## Records supplied
━━━

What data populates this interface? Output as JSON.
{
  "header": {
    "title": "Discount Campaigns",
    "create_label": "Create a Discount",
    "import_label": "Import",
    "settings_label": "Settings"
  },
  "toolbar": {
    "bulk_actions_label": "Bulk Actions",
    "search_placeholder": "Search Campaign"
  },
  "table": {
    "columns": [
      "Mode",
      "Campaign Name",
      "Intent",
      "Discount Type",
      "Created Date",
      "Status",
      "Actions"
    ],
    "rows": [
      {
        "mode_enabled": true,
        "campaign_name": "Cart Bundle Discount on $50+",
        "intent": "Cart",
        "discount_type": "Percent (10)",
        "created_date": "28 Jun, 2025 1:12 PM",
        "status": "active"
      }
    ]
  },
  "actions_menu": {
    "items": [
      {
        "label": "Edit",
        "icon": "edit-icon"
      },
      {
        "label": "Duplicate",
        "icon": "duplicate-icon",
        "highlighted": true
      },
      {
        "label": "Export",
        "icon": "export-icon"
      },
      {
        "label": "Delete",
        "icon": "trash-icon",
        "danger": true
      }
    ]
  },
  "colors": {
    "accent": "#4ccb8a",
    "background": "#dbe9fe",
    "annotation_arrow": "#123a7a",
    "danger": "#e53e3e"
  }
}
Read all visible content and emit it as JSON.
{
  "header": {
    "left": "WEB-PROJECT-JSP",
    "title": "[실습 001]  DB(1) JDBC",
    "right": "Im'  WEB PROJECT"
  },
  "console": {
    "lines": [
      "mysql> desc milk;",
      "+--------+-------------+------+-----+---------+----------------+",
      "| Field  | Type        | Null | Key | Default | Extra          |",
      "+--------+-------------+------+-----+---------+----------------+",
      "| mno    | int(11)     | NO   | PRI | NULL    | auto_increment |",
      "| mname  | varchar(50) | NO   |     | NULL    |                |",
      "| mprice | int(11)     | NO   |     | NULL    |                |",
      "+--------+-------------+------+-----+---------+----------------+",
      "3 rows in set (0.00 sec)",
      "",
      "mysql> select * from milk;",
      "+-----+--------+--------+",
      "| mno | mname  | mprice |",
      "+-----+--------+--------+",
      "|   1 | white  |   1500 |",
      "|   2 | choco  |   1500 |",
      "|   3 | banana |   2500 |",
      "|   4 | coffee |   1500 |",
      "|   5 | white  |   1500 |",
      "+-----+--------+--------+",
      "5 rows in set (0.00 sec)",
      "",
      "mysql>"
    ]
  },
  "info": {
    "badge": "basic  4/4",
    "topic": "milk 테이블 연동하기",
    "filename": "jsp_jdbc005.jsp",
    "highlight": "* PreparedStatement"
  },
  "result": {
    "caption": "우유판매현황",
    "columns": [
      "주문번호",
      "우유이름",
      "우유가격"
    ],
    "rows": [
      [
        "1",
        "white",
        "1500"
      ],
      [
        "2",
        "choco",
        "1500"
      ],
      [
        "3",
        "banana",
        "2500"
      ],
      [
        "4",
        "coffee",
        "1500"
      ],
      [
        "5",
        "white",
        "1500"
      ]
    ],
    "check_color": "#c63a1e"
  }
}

━━━

## Your goal
Exact copies of all the records are required.

## Written solution
What data populates this interface? Output as JSON.
{
  "header": {
    "title": "Discount Campaigns",
    "create_label": "Create a Discount",
    "import_label": "Import",
    "settings_label": "Settings"
  },
  "toolbar": {
    "bulk_actions_label": "Bulk Actions",
    "search_placeholder": "Search Campaign"
  },
  "table": {
    "columns": [
      "Mode",
      "Campaign Name",
      "Intent",
      "Discount Type",
      "Created Date",
      "Status",
      "Actions"
    ],
    "rows": [
      {
        "mode_enabled": true,
        "campaign_name": "Cart Bundle Discount on $50+",
        "intent": "Cart",
        "discount_type": "Percent (10)",
        "created_date": "28 Jun, 2025 1:12 PM",
        "status": "active"
      }
    ]
  },
  "actions_menu": {
    "items": [
      {
        "label": "Edit",
        "icon": "edit-icon"
      },
      {
        "label": "Duplicate",
        "icon": "duplicate-icon",
        "highlighted": true
      },
      {
        "label": "Export",
        "icon": "export-icon"
      },
      {
        "label": "Delete",
        "icon": "trash-icon",
        "danger": true
      }
    ]
  },
  "colors": {
    "accent": "#4ccb8a",
    "background": "#dbe9fe",
    "annotation_arrow": "#123a7a",
    "danger": "#e53e3e"
  }
}
Read all visible content and emit it as JSON.
{
  "header": {
    "left": "WEB-PROJECT-JSP",
    "title": "[실습 001]  DB(1) JDBC",
    "right": "Im'  WEB PROJECT"
  },
  "console": {
    "lines": [
      "mysql> desc milk;",
      "+--------+-------------+------+-----+---------+----------------+",
      "| Field  | Type        | Null | Key | Default | Extra          |",
      "+--------+-------------+------+-----+---------+----------------+",
      "| mno    | int(11)     | NO   | PRI | NULL    | auto_increment |",
      "| mname  | varchar(50) | NO   |     | NULL    |                |",
      "| mprice | int(11)     | NO   |     | NULL    |                |",
      "+--------+-------------+------+-----+---------+----------------+",
      "3 rows in set (0.00 sec)",
      "",
      "mysql> select * from milk;",
      "+-----+--------+--------+",
      "| mno | mname  | mprice |",
      "+-----+--------+--------+",
      "|   1 | white  |   1500 |",
      "|   2 | choco  |   1500 |",
      "|   3 | banana |   2500 |",
      "|   4 | coffee |   1500 |",
      "|   5 | white  |   1500 |",
      "+-----+--------+--------+",
      "5 rows in set (0.00 sec)",
      "",
      "mysql>"
    ]
  },
  "info": {
    "badge": "basic  4/4",
    "topic": "milk 테이블 연동하기",
    "filename": "jsp_jdbc005.jsp",
    "highlight": "* PreparedStatement"
  },
  "result": {
    "caption": "우유판매현황",
    "columns": [
      "주문번호",
      "우유이름",
      "우유가격"
    ],
    "rows": [
      [
        "1",
        "white",
        "1500"
      ],
      [
        "2",
        "choco",
        "1500"
      ],
      [
        "3",
        "banana",
        "2500"
      ],
      [
        "4",
        "coffee",
        "1500"
      ],
      [
        "5",
        "white",
        "1500"
      ]
    ],
    "check_color": "#c63a1e"
  }
}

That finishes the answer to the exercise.